Think about it... That copy of Doom3 or Half-Life 2 that you just bought, that runs like shit on even top-of-the-line hardware, isn't going to run any better on Dual-Core, because these games are not designed to run multiple threads simultaneously. Neither do most archival programs (WinAce, WinRar, WinZip, SevenZip, etc etc). Nor do many of your encoding tools (though FlaskMPEG and GoGo-No-Coda are noteworthy exceptions).
As a geek, I can attest that the *nix arena isn't much better. Just because the source is open and available does NOT mean that the author(s) ever considered coding CPU intensive tasks for multiple processors. And "porting" tasks from single threaded to multiple threads is NOT a simple task. This is one of the reasons that there are Computer Science degrees -- writing good SMP code isn't something you learn at technical schools (or even half the full Universities out there).
Don't get me wrong... as someone who has ran SMP boxes for the past 10 years, I'm really excited about Dual-Core. But don't expect it to be worth a whole lot for the immediate future... as no one outside the server arena really codes for SMP.

### Data extracts:
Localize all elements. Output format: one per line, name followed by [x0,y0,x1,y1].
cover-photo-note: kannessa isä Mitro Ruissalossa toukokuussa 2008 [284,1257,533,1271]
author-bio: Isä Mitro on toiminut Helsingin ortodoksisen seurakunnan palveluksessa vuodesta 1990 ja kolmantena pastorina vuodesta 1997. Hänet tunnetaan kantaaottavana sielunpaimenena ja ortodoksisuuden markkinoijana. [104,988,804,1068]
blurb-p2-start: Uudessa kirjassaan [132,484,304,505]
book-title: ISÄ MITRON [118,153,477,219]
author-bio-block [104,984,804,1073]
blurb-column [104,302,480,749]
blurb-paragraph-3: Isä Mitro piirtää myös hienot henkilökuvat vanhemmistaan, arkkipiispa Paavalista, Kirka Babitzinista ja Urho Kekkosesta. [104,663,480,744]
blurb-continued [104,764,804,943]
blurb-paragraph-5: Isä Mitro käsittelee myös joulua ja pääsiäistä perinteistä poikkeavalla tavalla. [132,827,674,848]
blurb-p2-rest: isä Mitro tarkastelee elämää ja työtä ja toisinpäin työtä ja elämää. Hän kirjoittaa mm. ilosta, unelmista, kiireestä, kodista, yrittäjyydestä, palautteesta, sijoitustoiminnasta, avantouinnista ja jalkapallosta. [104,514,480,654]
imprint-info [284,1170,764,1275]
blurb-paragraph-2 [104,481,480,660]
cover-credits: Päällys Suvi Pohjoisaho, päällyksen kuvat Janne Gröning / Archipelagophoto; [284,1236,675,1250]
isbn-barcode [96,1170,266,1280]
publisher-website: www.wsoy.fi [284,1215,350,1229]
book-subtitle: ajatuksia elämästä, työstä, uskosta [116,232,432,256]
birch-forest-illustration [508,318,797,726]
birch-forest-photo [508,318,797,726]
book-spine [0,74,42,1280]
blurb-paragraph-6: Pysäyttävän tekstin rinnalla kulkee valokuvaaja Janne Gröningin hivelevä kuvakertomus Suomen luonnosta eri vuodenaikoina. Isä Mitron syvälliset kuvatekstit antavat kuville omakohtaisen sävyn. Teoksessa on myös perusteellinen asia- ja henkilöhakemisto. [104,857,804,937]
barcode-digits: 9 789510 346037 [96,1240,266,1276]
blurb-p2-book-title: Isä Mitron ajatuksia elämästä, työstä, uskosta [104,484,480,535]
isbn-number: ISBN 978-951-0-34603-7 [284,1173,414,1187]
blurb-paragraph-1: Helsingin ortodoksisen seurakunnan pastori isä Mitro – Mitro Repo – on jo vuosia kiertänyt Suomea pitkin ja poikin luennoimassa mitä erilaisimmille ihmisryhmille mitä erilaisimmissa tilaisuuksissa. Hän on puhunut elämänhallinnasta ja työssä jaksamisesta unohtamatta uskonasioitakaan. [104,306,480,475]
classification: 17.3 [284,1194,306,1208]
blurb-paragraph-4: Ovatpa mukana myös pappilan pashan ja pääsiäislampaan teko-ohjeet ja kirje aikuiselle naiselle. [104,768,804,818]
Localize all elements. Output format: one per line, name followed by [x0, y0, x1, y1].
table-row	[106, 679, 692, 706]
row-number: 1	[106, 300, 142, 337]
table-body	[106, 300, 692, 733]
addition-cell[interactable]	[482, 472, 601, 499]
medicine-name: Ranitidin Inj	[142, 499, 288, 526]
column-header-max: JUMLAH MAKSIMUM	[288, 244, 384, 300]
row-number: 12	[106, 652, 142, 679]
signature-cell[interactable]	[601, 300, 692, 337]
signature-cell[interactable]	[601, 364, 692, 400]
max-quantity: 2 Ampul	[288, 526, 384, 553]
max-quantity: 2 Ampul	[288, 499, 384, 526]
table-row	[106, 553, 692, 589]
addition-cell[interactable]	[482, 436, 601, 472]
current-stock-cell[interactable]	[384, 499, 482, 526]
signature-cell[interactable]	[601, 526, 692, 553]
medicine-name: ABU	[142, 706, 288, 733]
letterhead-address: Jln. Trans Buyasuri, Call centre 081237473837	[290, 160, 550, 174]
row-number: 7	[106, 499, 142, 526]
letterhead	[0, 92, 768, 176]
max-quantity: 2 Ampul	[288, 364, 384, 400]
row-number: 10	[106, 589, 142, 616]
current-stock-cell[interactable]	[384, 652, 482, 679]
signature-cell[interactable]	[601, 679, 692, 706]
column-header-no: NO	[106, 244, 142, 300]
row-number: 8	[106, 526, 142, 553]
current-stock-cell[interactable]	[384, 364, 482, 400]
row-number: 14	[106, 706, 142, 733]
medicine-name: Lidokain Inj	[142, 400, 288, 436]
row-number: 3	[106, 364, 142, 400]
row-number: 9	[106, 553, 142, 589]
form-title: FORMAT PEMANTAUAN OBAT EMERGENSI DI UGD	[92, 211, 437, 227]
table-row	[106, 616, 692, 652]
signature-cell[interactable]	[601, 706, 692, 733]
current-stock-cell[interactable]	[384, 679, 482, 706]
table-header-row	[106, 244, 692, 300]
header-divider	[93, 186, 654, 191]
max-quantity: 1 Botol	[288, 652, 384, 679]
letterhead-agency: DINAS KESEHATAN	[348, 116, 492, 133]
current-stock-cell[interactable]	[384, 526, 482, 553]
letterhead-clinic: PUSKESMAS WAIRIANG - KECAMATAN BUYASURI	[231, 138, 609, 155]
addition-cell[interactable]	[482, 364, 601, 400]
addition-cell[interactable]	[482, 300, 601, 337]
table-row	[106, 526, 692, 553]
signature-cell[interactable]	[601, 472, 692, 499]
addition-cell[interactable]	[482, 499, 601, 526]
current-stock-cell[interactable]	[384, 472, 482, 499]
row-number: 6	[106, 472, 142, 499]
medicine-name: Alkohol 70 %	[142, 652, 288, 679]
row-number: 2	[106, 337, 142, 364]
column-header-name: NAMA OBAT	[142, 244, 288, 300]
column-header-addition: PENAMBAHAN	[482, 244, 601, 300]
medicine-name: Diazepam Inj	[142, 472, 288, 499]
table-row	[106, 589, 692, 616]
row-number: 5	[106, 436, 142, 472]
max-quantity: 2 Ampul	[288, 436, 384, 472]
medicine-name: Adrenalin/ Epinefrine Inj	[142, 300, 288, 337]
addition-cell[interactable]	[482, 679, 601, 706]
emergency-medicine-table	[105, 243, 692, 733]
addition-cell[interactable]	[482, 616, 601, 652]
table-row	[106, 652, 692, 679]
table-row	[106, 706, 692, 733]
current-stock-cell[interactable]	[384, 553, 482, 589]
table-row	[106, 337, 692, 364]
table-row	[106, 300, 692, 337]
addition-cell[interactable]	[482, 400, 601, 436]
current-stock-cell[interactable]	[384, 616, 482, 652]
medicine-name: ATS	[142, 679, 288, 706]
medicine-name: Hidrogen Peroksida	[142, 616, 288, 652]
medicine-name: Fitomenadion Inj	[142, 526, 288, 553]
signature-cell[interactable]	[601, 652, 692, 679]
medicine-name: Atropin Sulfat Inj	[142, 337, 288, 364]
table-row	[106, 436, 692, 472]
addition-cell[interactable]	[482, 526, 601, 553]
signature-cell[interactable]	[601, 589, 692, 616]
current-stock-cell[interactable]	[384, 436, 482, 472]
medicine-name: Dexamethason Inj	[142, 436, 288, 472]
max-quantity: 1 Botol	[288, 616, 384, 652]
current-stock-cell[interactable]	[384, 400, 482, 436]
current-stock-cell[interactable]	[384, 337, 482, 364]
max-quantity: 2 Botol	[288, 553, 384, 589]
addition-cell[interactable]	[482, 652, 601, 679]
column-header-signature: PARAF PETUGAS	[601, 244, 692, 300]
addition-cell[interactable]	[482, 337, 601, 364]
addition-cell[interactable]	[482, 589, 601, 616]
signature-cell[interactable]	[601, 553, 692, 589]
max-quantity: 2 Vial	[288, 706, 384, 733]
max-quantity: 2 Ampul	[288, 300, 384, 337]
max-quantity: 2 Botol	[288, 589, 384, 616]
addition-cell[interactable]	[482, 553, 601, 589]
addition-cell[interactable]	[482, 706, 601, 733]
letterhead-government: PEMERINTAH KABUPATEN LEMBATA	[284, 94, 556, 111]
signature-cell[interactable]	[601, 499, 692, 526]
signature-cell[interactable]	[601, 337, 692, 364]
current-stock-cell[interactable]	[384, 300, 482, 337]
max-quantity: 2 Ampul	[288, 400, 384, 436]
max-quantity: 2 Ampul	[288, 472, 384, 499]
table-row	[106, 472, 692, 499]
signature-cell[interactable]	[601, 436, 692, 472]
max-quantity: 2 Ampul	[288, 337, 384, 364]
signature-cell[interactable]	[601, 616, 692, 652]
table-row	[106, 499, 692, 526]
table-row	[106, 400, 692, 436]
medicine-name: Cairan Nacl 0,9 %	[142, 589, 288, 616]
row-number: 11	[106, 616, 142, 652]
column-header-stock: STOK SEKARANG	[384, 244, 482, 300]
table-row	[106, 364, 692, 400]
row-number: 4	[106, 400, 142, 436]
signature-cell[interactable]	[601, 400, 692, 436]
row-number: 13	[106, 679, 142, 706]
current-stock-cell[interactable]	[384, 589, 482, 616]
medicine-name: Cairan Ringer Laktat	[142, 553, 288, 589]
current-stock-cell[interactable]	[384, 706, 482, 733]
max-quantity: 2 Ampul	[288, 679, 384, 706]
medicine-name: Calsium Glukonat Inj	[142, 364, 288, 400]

### Exercise description:
According to the text on Dual-Core processors, why won't Dual-Core be worth a whole lot for the immediate future? Answer in one to three sentences.

### Answer to this exercise:
No one outside the server arena really codes for SMP. Games such as Doom3 and Half-Life 2, most archival programs and many encoding tools are not designed to run multiple threads simultaneously. Porting tasks from single threaded to multiple threads is not simple either.